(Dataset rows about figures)
::::::
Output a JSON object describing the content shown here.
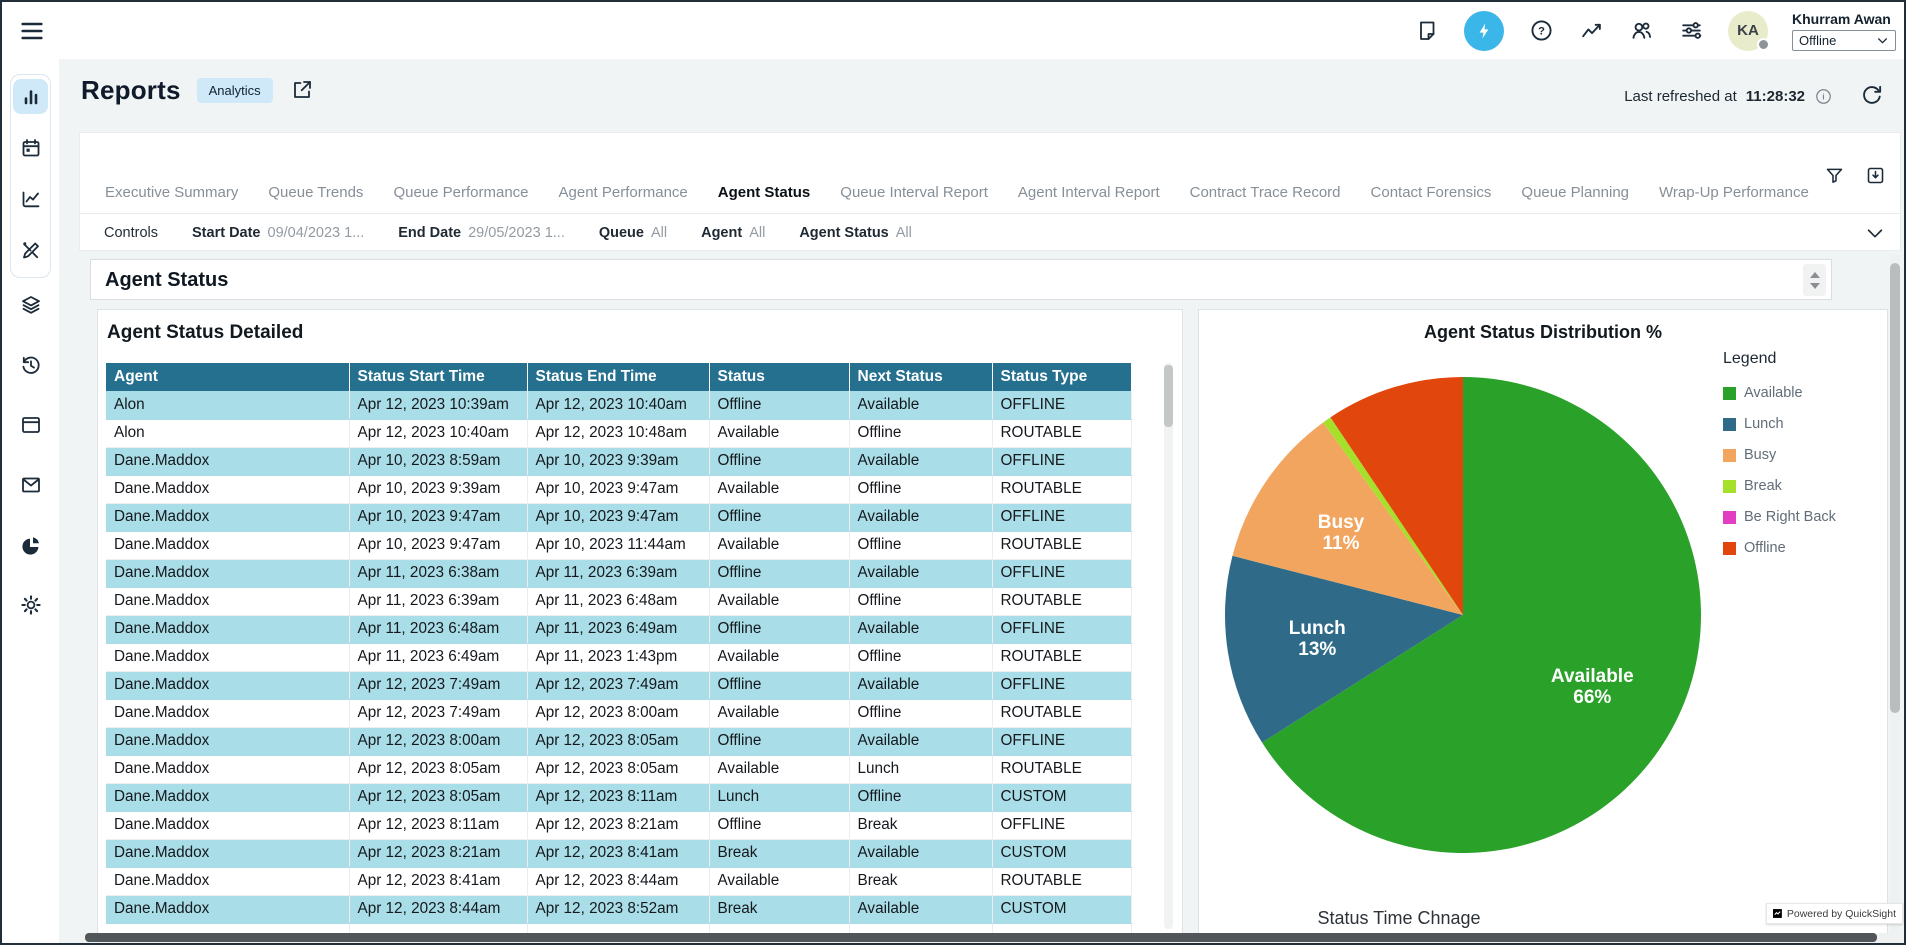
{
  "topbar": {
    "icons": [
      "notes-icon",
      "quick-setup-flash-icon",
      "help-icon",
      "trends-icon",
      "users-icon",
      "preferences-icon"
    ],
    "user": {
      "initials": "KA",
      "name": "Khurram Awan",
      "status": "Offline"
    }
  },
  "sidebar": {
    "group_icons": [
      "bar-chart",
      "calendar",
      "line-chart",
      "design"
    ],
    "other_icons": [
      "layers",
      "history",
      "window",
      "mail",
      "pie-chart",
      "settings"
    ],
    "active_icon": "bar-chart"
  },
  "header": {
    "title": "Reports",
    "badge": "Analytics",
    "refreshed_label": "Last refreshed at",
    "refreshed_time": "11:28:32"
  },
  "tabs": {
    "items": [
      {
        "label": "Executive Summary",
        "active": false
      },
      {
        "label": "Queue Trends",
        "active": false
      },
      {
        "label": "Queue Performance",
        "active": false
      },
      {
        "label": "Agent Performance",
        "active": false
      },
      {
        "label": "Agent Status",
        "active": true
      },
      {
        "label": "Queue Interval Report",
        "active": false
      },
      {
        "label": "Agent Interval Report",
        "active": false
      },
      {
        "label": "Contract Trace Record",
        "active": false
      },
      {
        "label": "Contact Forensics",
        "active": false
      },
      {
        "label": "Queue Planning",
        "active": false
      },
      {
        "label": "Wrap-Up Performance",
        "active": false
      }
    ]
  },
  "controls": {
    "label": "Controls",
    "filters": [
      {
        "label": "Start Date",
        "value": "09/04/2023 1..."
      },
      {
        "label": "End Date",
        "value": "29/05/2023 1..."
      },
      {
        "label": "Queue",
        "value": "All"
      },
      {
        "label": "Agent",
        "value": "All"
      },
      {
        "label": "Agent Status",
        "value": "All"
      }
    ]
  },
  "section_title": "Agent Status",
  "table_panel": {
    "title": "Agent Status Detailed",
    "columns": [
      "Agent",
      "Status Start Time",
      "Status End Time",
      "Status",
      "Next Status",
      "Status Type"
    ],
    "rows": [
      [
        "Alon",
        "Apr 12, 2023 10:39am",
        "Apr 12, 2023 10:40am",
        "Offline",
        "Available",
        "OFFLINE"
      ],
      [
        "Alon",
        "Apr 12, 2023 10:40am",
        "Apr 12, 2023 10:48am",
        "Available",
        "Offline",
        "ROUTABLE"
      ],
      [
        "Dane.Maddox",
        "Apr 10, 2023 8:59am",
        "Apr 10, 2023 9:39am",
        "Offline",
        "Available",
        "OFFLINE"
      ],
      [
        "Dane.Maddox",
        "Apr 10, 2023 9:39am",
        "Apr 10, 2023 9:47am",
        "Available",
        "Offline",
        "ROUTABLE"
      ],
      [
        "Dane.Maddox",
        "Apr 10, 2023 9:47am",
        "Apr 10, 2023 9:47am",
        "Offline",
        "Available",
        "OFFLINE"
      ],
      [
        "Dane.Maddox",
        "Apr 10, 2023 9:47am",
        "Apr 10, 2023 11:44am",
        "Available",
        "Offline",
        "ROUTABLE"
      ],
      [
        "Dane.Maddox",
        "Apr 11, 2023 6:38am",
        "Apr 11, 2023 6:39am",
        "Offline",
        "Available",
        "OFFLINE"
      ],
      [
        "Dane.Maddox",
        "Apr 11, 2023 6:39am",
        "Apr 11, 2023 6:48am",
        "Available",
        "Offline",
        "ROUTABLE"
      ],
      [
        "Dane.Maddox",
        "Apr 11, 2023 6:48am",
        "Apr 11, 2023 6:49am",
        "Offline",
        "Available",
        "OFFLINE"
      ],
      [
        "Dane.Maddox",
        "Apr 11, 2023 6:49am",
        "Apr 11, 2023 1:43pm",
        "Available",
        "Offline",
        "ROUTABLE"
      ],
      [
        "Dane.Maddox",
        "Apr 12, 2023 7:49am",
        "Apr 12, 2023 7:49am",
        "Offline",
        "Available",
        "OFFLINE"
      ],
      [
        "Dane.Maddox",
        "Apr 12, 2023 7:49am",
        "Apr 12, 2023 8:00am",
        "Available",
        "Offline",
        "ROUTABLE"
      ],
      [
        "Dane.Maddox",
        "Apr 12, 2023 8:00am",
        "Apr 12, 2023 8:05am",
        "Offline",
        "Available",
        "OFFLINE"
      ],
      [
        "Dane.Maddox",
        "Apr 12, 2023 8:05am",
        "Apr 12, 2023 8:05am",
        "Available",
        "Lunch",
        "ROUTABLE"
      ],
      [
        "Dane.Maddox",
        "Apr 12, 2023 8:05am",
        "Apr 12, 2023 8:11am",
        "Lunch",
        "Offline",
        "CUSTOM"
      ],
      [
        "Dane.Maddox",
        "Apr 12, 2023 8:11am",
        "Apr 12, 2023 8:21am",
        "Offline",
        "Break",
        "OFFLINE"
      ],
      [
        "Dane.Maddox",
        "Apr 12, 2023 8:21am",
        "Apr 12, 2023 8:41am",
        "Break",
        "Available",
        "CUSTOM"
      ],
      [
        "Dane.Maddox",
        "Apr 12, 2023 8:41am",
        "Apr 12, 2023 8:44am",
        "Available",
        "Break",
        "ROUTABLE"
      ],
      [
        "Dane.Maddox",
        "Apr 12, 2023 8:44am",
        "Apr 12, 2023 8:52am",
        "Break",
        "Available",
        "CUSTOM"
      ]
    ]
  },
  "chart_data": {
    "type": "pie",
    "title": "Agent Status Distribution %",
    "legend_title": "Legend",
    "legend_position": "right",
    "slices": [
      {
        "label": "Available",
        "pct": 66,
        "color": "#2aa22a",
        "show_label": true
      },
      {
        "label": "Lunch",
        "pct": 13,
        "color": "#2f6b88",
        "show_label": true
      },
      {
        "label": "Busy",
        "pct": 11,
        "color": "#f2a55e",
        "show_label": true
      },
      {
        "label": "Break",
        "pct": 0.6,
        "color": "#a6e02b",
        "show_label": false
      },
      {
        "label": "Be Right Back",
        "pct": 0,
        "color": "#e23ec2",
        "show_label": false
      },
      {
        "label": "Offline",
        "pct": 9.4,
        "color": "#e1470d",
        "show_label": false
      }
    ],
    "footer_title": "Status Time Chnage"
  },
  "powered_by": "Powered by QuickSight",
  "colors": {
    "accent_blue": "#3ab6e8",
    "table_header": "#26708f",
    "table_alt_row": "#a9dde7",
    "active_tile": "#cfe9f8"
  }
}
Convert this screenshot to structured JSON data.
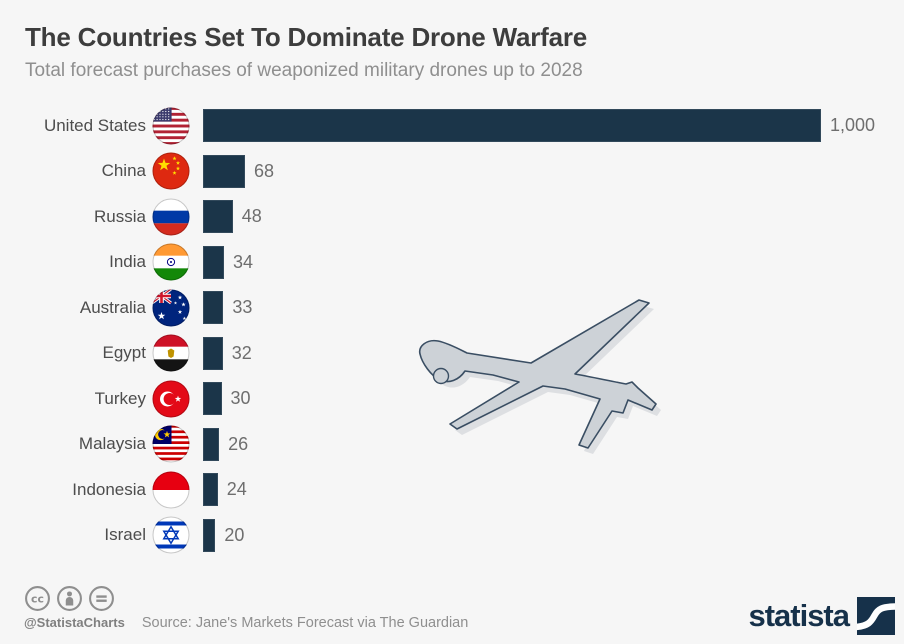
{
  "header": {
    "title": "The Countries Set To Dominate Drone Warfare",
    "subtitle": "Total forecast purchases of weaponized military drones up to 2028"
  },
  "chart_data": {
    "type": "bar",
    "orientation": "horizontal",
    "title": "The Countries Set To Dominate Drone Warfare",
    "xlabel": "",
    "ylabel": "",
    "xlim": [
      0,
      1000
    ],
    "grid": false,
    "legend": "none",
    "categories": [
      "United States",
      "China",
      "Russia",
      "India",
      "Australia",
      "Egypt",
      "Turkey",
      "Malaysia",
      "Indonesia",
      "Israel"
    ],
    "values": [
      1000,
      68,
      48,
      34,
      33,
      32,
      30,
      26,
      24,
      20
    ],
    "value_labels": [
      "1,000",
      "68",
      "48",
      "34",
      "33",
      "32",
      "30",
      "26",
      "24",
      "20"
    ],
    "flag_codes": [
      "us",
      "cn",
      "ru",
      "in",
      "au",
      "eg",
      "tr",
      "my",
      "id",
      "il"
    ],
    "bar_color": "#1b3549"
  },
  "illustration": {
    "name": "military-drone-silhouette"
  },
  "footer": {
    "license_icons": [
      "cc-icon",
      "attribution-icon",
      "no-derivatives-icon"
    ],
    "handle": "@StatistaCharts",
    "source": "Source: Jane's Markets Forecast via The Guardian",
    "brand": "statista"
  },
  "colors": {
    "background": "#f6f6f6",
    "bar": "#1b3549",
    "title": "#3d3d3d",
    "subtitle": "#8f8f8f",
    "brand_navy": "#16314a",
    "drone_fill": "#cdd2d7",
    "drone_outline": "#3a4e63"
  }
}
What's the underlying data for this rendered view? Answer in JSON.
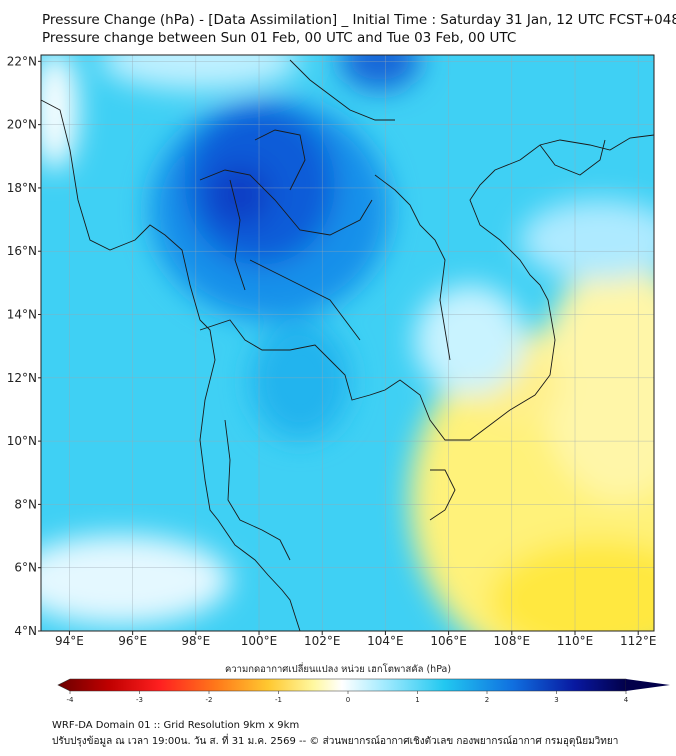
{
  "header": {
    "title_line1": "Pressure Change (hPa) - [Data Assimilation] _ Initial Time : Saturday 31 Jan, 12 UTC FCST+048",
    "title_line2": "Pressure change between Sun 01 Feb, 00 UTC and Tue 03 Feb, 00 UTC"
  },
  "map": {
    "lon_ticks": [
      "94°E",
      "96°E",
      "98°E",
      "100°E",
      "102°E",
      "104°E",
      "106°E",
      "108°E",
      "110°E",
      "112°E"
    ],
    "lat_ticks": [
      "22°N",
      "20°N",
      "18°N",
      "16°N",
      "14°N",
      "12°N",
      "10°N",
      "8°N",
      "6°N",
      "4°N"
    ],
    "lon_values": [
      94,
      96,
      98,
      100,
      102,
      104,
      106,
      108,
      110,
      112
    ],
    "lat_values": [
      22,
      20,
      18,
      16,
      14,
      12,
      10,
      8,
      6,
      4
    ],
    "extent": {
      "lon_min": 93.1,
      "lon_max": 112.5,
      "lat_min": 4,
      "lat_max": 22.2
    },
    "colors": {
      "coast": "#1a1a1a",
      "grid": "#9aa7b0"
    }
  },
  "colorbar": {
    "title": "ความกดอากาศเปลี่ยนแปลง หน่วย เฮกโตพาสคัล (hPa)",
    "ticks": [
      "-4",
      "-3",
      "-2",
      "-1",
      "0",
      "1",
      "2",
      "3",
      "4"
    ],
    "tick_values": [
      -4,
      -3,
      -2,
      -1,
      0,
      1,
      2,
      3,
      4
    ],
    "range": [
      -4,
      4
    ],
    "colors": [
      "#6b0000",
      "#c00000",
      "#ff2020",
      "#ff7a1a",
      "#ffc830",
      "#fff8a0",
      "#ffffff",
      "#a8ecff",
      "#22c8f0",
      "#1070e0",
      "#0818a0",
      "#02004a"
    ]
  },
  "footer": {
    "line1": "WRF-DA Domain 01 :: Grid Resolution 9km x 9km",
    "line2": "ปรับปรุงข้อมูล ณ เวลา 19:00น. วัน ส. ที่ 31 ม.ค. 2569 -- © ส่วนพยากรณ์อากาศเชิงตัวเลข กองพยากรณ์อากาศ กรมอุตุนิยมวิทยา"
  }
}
::::::
#### Aim:
Identify each line containing the string "Queue" and copy it out.

#### Response to this task:
        "label": "Queue Trends",
        "label": "Queue Performance",
        "label": "Queue Interval Report",
        "label": "Queue Planning",
        "label": "Queue",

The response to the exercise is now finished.